══ RECORDS SUPPLIED ══
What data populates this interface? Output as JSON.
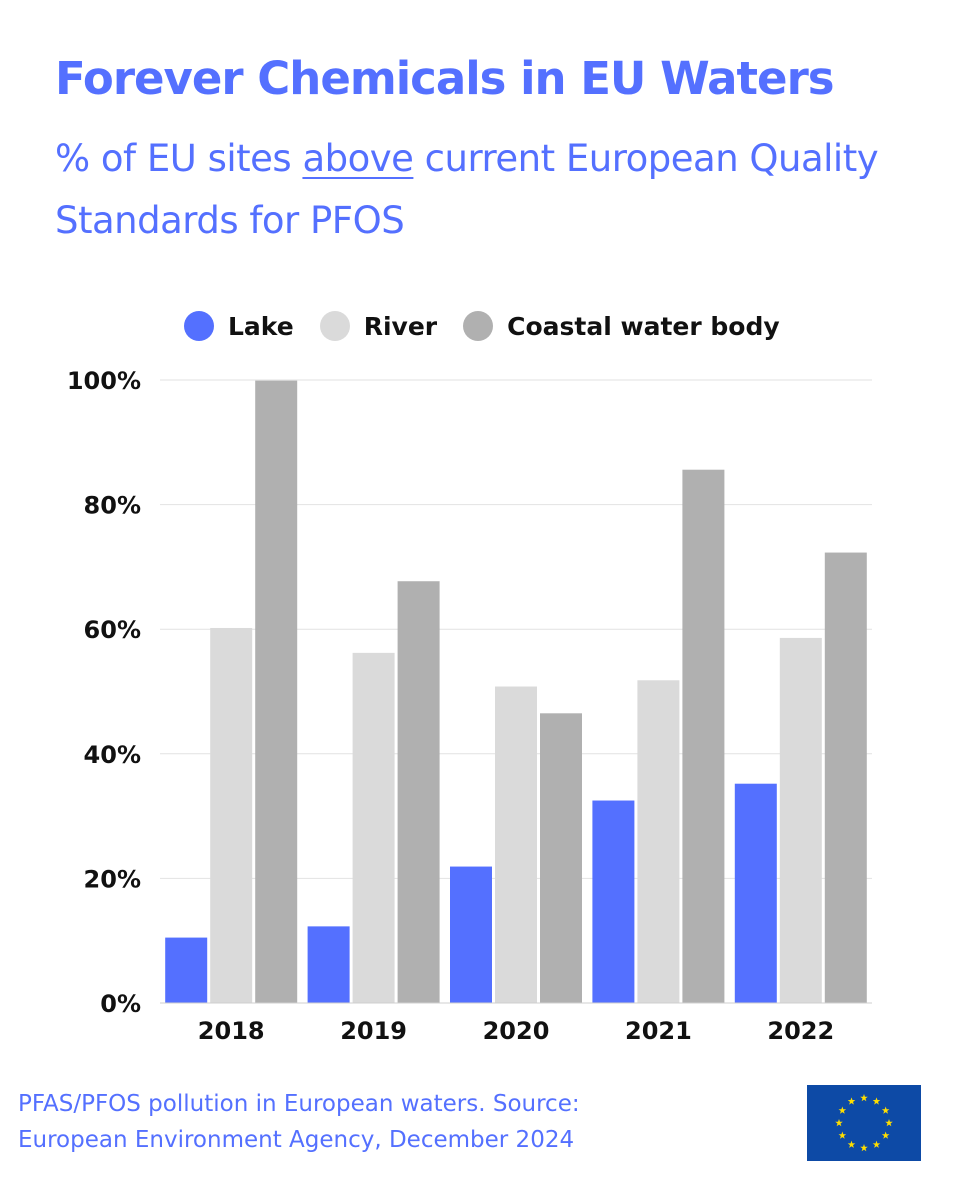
{
  "header": {
    "title": "Forever Chemicals in EU Waters",
    "subtitle_before": "% of EU sites ",
    "subtitle_emphasis": "above",
    "subtitle_after": " current European Quality Standards for PFOS"
  },
  "footer": {
    "line1": "PFAS/PFOS pollution in European waters. Source:",
    "line2": "European Environment Agency, December 2024"
  },
  "colors": {
    "accent": "#5470ff",
    "lake": "#5470ff",
    "river": "#dadada",
    "coastal": "#b0b0b0",
    "flag_blue": "#0d4aa6",
    "flag_star": "#ffde00"
  },
  "chart_data": {
    "type": "bar",
    "categories": [
      "2018",
      "2019",
      "2020",
      "2021",
      "2022"
    ],
    "series": [
      {
        "name": "Lake",
        "values": [
          10.5,
          12.3,
          21.9,
          32.5,
          35.2
        ],
        "color": "#5470ff"
      },
      {
        "name": "River",
        "values": [
          60.2,
          56.2,
          50.8,
          51.8,
          58.6
        ],
        "color": "#dadada"
      },
      {
        "name": "Coastal water body",
        "values": [
          99.9,
          67.7,
          46.5,
          85.6,
          72.3
        ],
        "color": "#b0b0b0"
      }
    ],
    "y_ticks": [
      "0%",
      "20%",
      "40%",
      "60%",
      "80%",
      "100%"
    ],
    "y_tick_values": [
      0,
      20,
      40,
      60,
      80,
      100
    ],
    "ylim": [
      0,
      100
    ],
    "xlabel": "",
    "ylabel": "",
    "grid": true,
    "legend": "top"
  },
  "flag_icon": "eu-flag-icon"
}
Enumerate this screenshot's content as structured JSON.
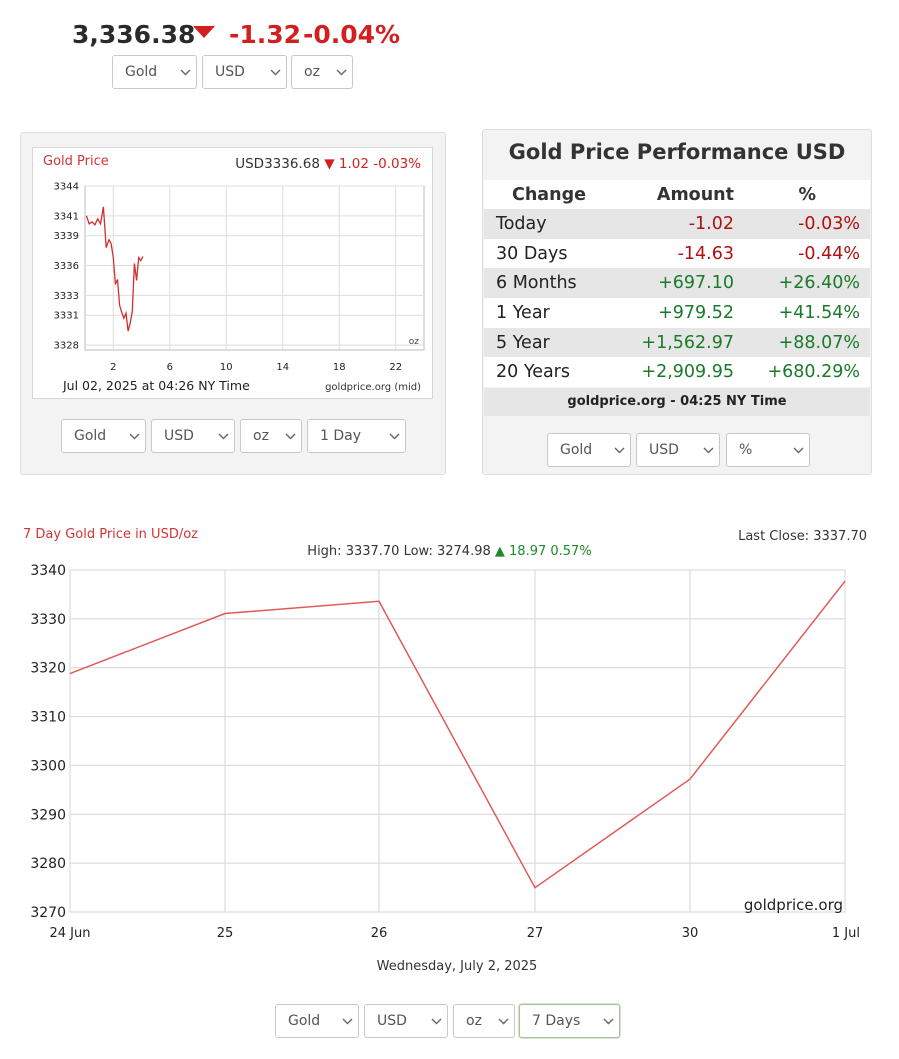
{
  "quote": {
    "price": "3,336.38",
    "change": "-1.32",
    "percent": "-0.04%",
    "selectors": [
      "Gold",
      "USD",
      "oz"
    ]
  },
  "mini_chart": {
    "title": "Gold Price",
    "header_price": "USD3336.68",
    "header_change": "1.02",
    "header_pct": "-0.03%",
    "unit": "oz",
    "footer_left": "Jul 02, 2025 at 04:26 NY Time",
    "footer_right": "goldprice.org (mid)",
    "selectors": [
      "Gold",
      "USD",
      "oz",
      "1 Day"
    ]
  },
  "performance": {
    "title": "Gold Price Performance USD",
    "headers": [
      "Change",
      "Amount",
      "%"
    ],
    "rows": [
      {
        "period": "Today",
        "amount": "-1.02",
        "pct": "-0.03%"
      },
      {
        "period": "30 Days",
        "amount": "-14.63",
        "pct": "-0.44%"
      },
      {
        "period": "6 Months",
        "amount": "+697.10",
        "pct": "+26.40%"
      },
      {
        "period": "1 Year",
        "amount": "+979.52",
        "pct": "+41.54%"
      },
      {
        "period": "5 Year",
        "amount": "+1,562.97",
        "pct": "+88.07%"
      },
      {
        "period": "20 Years",
        "amount": "+2,909.95",
        "pct": "+680.29%"
      }
    ],
    "footer": "goldprice.org - 04:25 NY Time",
    "selectors": [
      "Gold",
      "USD",
      "%"
    ]
  },
  "big_chart": {
    "title": "7 Day Gold Price in USD/oz",
    "last_close": "Last Close: 3337.70",
    "hilo_prefix": "High: 3337.70 Low: 3274.98",
    "hilo_change": "18.97 0.57%",
    "watermark": "goldprice.org",
    "date_label": "Wednesday, July 2, 2025",
    "selectors": [
      "Gold",
      "USD",
      "oz",
      "7 Days"
    ]
  },
  "colors": {
    "negative": "#d21f1f",
    "positive": "#1f8a2a",
    "line": "#e05a5a"
  },
  "chart_data": [
    {
      "type": "line",
      "title": "Gold Price",
      "xlabel": "",
      "ylabel": "",
      "x_ticks": [
        "2",
        "6",
        "10",
        "14",
        "18",
        "22"
      ],
      "y_ticks": [
        "3344",
        "3341",
        "3339",
        "3336",
        "3333",
        "3331",
        "3328"
      ],
      "xlim": [
        0,
        24
      ],
      "ylim": [
        3327.5,
        3344
      ],
      "x": [
        0.1,
        0.3,
        0.5,
        0.7,
        0.9,
        1.1,
        1.3,
        1.5,
        1.7,
        1.85,
        2.0,
        2.15,
        2.3,
        2.45,
        2.6,
        2.75,
        2.9,
        3.05,
        3.2,
        3.35,
        3.5,
        3.65,
        3.8,
        3.95,
        4.1
      ],
      "y": [
        3341.0,
        3340.2,
        3340.4,
        3340.1,
        3340.7,
        3340.2,
        3341.9,
        3337.8,
        3338.6,
        3338.2,
        3336.8,
        3334.1,
        3334.6,
        3332.0,
        3331.3,
        3330.7,
        3331.2,
        3329.4,
        3330.2,
        3331.4,
        3336.2,
        3334.5,
        3336.8,
        3336.5,
        3336.9
      ]
    },
    {
      "type": "line",
      "title": "7 Day Gold Price in USD/oz",
      "xlabel": "Wednesday, July 2, 2025",
      "ylabel": "",
      "categories": [
        "24 Jun",
        "25",
        "26",
        "27",
        "30",
        "1 Jul"
      ],
      "y_ticks": [
        3270,
        3280,
        3290,
        3300,
        3310,
        3320,
        3330,
        3340
      ],
      "ylim": [
        3270,
        3340
      ],
      "series": [
        {
          "name": "USD/oz",
          "values": [
            3318.8,
            3331.1,
            3333.6,
            3274.98,
            3297.2,
            3337.7
          ]
        }
      ]
    }
  ]
}
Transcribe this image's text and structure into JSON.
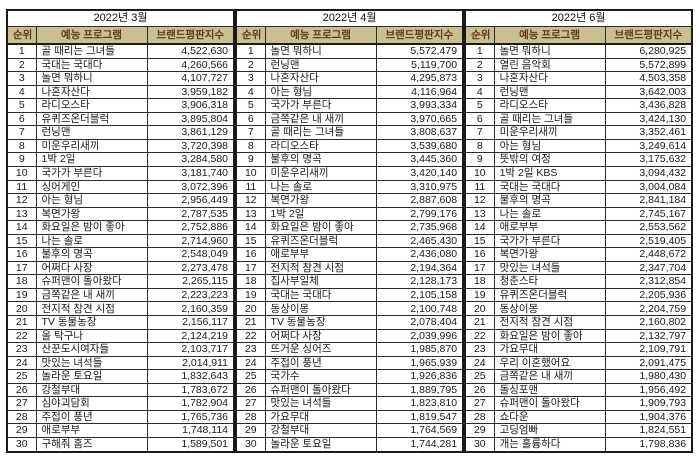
{
  "colors": {
    "header_bg": "#c9c092",
    "header_text": "#5e3a1d",
    "border": "#1a1a1a",
    "body_text": "#1a1a1a",
    "page_bg": "#ffffff"
  },
  "chart_data": [
    {
      "type": "table",
      "title": "2022년 3월",
      "columns": [
        "순위",
        "예능 프로그램",
        "브랜드평판지수"
      ],
      "rows": [
        [
          1,
          "골 때리는 그녀들",
          "4,522,630"
        ],
        [
          2,
          "국대는 국대다",
          "4,260,566"
        ],
        [
          3,
          "놀면 뭐하니",
          "4,107,727"
        ],
        [
          4,
          "나혼자산다",
          "3,959,182"
        ],
        [
          5,
          "라디오스타",
          "3,906,318"
        ],
        [
          6,
          "유퀴즈온더블럭",
          "3,895,804"
        ],
        [
          7,
          "런닝맨",
          "3,861,129"
        ],
        [
          8,
          "미운우리새끼",
          "3,720,398"
        ],
        [
          9,
          "1박 2일",
          "3,284,580"
        ],
        [
          10,
          "국가가 부른다",
          "3,181,740"
        ],
        [
          11,
          "싱어게인",
          "3,072,396"
        ],
        [
          12,
          "아는 형님",
          "2,956,449"
        ],
        [
          13,
          "복면가왕",
          "2,787,535"
        ],
        [
          14,
          "화요일은 밤이 좋아",
          "2,752,886"
        ],
        [
          15,
          "나는 솔로",
          "2,714,960"
        ],
        [
          16,
          "불후의 명곡",
          "2,548,049"
        ],
        [
          17,
          "어쩌다 사장",
          "2,273,478"
        ],
        [
          18,
          "슈퍼맨이 돌아왔다",
          "2,265,115"
        ],
        [
          19,
          "금쪽같은 내 새끼",
          "2,223,223"
        ],
        [
          20,
          "전지적 참견 시점",
          "2,160,359"
        ],
        [
          21,
          "TV 동물농장",
          "2,156,117"
        ],
        [
          22,
          "올 탁구나",
          "2,124,219"
        ],
        [
          23,
          "산꾼도시여자들",
          "2,103,717"
        ],
        [
          24,
          "맛있는 녀석들",
          "2,014,911"
        ],
        [
          25,
          "놀라운 토요일",
          "1,832,643"
        ],
        [
          26,
          "강철부대",
          "1,783,672"
        ],
        [
          27,
          "심야괴담회",
          "1,782,904"
        ],
        [
          28,
          "주접이 풍년",
          "1,765,736"
        ],
        [
          29,
          "애로부부",
          "1,748,114"
        ],
        [
          30,
          "구해줘 홈즈",
          "1,589,501"
        ]
      ]
    },
    {
      "type": "table",
      "title": "2022년 4월",
      "columns": [
        "순위",
        "예능 프로그램",
        "브랜드평판지수"
      ],
      "rows": [
        [
          1,
          "놀면 뭐하니",
          "5,572,479"
        ],
        [
          2,
          "런닝맨",
          "5,119,700"
        ],
        [
          3,
          "나혼자산다",
          "4,295,873"
        ],
        [
          4,
          "아는 형님",
          "4,116,964"
        ],
        [
          5,
          "국가가 부른다",
          "3,993,334"
        ],
        [
          6,
          "금쪽같은 내 새끼",
          "3,970,665"
        ],
        [
          7,
          "골 때리는 그녀들",
          "3,808,637"
        ],
        [
          8,
          "라디오스타",
          "3,539,680"
        ],
        [
          9,
          "불후의 명곡",
          "3,445,360"
        ],
        [
          10,
          "미운우리새끼",
          "3,420,140"
        ],
        [
          11,
          "나는 솔로",
          "3,310,975"
        ],
        [
          12,
          "복면가왕",
          "2,887,608"
        ],
        [
          13,
          "1박 2일",
          "2,799,176"
        ],
        [
          14,
          "화요일은 밤이 좋아",
          "2,735,968"
        ],
        [
          15,
          "유퀴즈온더블럭",
          "2,465,430"
        ],
        [
          16,
          "애로부부",
          "2,436,080"
        ],
        [
          17,
          "전지적 참견 시점",
          "2,194,364"
        ],
        [
          18,
          "집사부일체",
          "2,128,173"
        ],
        [
          19,
          "국대는 국대다",
          "2,105,158"
        ],
        [
          20,
          "동상이몽",
          "2,100,748"
        ],
        [
          21,
          "TV 동물농장",
          "2,078,404"
        ],
        [
          22,
          "어쩌다 사장",
          "2,039,996"
        ],
        [
          23,
          "뜨거운 싱어즈",
          "1,985,870"
        ],
        [
          24,
          "주접이 풍년",
          "1,965,939"
        ],
        [
          25,
          "국가수",
          "1,926,836"
        ],
        [
          26,
          "슈퍼맨이 돌아왔다",
          "1,889,795"
        ],
        [
          27,
          "맛있는 녀석들",
          "1,823,810"
        ],
        [
          28,
          "가요무대",
          "1,819,547"
        ],
        [
          29,
          "강철부대",
          "1,764,569"
        ],
        [
          30,
          "놀라운 토요일",
          "1,744,281"
        ]
      ]
    },
    {
      "type": "table",
      "title": "2022년 6월",
      "columns": [
        "순위",
        "예능 프로그램",
        "브랜드평판지수"
      ],
      "rows": [
        [
          1,
          "놀면 뭐하니",
          "6,280,925"
        ],
        [
          2,
          "열린 음악회",
          "5,572,899"
        ],
        [
          3,
          "나혼자산다",
          "4,503,358"
        ],
        [
          4,
          "런닝맨",
          "3,642,003"
        ],
        [
          5,
          "라디오스타",
          "3,436,828"
        ],
        [
          6,
          "골 때리는 그녀들",
          "3,424,130"
        ],
        [
          7,
          "미운우리새끼",
          "3,352,461"
        ],
        [
          8,
          "아는 형님",
          "3,249,614"
        ],
        [
          9,
          "뜻밖의 여정",
          "3,175,632"
        ],
        [
          10,
          "1박 2일 KBS",
          "3,094,432"
        ],
        [
          11,
          "국대는 국대다",
          "3,004,084"
        ],
        [
          12,
          "불후의 명곡",
          "2,841,184"
        ],
        [
          13,
          "나는 솔로",
          "2,745,167"
        ],
        [
          14,
          "애로부부",
          "2,553,562"
        ],
        [
          15,
          "국가가 부른다",
          "2,519,405"
        ],
        [
          16,
          "복면가왕",
          "2,448,672"
        ],
        [
          17,
          "맛있는 녀석들",
          "2,347,704"
        ],
        [
          18,
          "청춘스타",
          "2,312,854"
        ],
        [
          19,
          "유퀴즈온더블럭",
          "2,205,936"
        ],
        [
          20,
          "동상이몽",
          "2,204,759"
        ],
        [
          21,
          "전지적 참견 시점",
          "2,160,802"
        ],
        [
          22,
          "화요일은 밤이 좋아",
          "2,132,797"
        ],
        [
          23,
          "가요무대",
          "2,109,791"
        ],
        [
          24,
          "우리 이혼했어요",
          "2,091,475"
        ],
        [
          25,
          "금쪽같은 내 새끼",
          "1,980,430"
        ],
        [
          26,
          "돌싱포맨",
          "1,956,492"
        ],
        [
          27,
          "슈퍼맨이 돌아왔다",
          "1,909,793"
        ],
        [
          28,
          "쇼다운",
          "1,904,376"
        ],
        [
          29,
          "고딩엄빠",
          "1,824,551"
        ],
        [
          30,
          "개는 훌륭하다",
          "1,798,836"
        ]
      ]
    }
  ]
}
═══
# WHAT YOU WILL DO:
Count the lines that hold the string "name", and reply with that number alone.

# ANSWER FOR THE TASK:
4